**Brano**
--------------------
A voler usare come strumento demoscopico il sondaggino sulle frequentazioni discotecare dei lettori di questo blog, si viene a scoprire che essi sono per due terzi maschi, hanno un’età media di 37 anni, 4 mesi e 2 settimane (tutti, femminucce incluse) e mancano da una discoteca da 8 anni e 2 mesi. Adesso mando una mail all’Istat e gli chiedo se i dati gli interessano.
27/06/2008
Pare che ci siano problemi con il feed di questo blog di periferia – stiamo (stanno) lavorando per voi. Feedatevi.
A proposito di Gialappa’s Band: questa mattina mi è passato davanti agli occhi l’ultimo spot della saga Sanpaolo, e mi sono chiesto se prendere per il culo i propri clienti facendoli passare per degli emeriti imbecilli sia un’idea tanto brillante.
L’hanno già detto in tanti, che durante questi Europei di calcio i telecronisti della RAI e le loro spalle tecniche hanno dato il peggio di sè. Non lo ripeterò, data l’evidenza della cosa. Ma onestamente, a me pare che anche sulle altre reti non se la passino tanto meglio quando c’è da raccontare una partita di calcio. Con pochissime eccezioni (mi vengono in mente giusto Caressa e Marianella, e nemmeno sempre), il profluvio di luoghi comuni, di mere descrizioni di ciò che le immagini già raccontano con la massima precisione possibile, di mezzi urli Brazil-style, di svarioni grammaticali è impressionante, nonchè molto equamente suddiviso tra emittente pubblica e concorrenti privati di ogni ordine e grado (Mediaset, Sky, Sportitalia, etc.).
--------------------
**Esercizi da svolgere**
1. Elenca tutte le reti televisive citate nel brano a proposito delle telecronache di calcio.
2. Secondo il brano, qual è l'età media dei lettori del blog?
3. Prosegui il brano sui telecronisti da dove si interrompe.

**Record del dataset**
--------------------
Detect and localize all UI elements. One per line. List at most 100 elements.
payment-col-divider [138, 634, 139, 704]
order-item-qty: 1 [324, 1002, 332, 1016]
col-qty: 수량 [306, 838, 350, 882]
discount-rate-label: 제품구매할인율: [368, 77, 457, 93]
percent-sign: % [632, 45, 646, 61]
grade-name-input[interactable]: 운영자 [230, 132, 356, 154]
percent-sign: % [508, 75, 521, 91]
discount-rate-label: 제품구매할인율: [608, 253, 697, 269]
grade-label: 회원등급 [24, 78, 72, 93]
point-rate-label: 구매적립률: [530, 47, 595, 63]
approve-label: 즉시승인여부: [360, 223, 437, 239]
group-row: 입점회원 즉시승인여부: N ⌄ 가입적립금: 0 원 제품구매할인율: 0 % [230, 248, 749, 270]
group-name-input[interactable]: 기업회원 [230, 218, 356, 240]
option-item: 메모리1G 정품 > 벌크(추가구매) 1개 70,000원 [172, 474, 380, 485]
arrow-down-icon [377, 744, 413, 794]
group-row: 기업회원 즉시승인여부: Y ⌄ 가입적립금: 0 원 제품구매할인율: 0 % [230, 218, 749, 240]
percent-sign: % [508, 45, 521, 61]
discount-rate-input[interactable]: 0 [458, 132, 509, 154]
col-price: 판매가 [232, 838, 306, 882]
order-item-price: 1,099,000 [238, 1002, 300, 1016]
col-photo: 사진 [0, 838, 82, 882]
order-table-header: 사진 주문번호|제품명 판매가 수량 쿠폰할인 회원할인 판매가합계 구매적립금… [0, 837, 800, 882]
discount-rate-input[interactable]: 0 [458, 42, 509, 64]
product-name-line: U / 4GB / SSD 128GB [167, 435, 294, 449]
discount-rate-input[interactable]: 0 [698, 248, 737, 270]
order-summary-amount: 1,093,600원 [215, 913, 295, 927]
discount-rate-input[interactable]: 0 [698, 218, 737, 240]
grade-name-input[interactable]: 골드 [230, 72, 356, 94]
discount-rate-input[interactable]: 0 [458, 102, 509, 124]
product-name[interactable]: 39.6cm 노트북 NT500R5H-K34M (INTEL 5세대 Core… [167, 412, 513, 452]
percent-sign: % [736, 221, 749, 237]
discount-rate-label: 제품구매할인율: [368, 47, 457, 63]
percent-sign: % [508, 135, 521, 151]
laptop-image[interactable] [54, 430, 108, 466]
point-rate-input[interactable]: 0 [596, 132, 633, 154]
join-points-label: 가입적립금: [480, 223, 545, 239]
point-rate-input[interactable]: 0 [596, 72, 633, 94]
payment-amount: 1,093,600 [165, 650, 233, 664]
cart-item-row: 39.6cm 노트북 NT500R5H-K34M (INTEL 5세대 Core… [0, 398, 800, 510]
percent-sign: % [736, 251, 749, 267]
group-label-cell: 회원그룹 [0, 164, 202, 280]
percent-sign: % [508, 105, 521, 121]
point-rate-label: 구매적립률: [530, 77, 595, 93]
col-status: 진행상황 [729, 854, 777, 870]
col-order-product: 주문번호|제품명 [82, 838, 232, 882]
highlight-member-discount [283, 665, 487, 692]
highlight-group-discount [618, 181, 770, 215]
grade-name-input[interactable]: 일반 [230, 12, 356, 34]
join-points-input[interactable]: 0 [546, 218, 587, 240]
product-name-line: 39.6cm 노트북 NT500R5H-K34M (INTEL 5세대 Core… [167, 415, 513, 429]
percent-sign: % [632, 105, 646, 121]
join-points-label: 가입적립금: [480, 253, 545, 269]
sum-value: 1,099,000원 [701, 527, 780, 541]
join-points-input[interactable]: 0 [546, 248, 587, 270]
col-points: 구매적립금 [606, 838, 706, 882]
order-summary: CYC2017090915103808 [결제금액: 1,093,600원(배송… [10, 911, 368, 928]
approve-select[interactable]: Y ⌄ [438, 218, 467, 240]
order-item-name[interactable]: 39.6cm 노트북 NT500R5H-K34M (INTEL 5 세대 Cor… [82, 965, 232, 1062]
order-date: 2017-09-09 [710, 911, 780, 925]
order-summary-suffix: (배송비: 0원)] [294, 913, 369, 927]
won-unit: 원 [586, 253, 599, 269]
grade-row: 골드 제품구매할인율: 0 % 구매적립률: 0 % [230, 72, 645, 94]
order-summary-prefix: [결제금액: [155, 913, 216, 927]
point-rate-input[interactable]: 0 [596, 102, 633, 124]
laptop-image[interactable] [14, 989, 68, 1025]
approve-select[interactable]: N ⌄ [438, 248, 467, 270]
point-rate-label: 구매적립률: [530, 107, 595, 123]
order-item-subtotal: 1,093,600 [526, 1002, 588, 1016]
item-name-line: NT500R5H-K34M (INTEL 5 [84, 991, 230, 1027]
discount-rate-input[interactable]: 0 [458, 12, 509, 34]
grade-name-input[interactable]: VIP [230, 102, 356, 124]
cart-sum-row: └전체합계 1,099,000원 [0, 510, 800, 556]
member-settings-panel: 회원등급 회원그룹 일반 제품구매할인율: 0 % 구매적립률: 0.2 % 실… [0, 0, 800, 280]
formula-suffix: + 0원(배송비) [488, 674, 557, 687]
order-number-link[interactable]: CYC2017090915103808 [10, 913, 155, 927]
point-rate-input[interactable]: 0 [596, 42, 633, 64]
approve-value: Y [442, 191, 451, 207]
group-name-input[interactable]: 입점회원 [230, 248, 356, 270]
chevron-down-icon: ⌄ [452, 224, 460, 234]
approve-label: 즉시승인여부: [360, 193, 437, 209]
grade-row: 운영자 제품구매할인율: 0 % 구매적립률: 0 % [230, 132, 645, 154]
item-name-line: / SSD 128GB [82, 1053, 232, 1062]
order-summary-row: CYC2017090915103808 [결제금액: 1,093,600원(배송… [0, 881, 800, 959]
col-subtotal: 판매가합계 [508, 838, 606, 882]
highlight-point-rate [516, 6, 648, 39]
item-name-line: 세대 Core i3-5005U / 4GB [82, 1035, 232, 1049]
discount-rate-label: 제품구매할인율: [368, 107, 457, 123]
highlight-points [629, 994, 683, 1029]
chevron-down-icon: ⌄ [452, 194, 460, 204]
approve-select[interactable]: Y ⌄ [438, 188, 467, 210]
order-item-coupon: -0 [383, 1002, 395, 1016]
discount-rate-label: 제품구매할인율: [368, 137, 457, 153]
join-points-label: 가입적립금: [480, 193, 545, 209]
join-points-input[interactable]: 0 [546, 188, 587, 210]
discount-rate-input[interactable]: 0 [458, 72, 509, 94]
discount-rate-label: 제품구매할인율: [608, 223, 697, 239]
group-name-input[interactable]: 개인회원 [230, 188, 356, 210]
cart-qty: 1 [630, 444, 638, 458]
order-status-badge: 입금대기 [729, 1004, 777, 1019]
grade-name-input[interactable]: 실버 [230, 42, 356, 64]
--------------------
**Le tue risposte**
1. RAI, Mediaset, Sky, Sportitalia

2. 37 anni, 4 mesi e 2 settimane.

3.
La cosa interessante, almeno agli occhi del sottoscritto, è che la qualità delle telecronache sportive sembra essere decisamente più alta quando ci si sposta dal calcio agli altri sport: con l’eccezione delle Olimpiadi, chè in quel caso ci sono tali e tanti eventi – moltissimi dei quali effettivamente di nicchia – che è naturalmente impossibile trovare telecronisti esperti e capaci per ogni disciplina); per dire, Franco Bragagna per l’atletica leggera, Maurizio Cavalli per lo snooker, il sestetto delle meraviglie per il tennis di Sky (Clerici-Tommasi -che Dio li mantenga fino ai 120 anni -, Pero-Lombardi, Marianella-Bertolucci) giusto per fare qualche esempio. Naturalmente, ci sono eccezioni che confermano le regole: vedi l’esagitato Guido Meda per il motomondiale (salvato da Loris Reggiani: il giorno che daranno la telecronaca a lui e Marco Lucchinelli Italia 1 farà l’86% di share) o il soporifero Mazzoni per la Formula 1 sulla RAI. Ma a me sembrano eccezioni, e mi chiedo se, semplicemente, non sia il calcio ad essere incommentabile se non nel modo in cui chiunque, nel famoso Bar Sport, sarebbe capace di fare [1].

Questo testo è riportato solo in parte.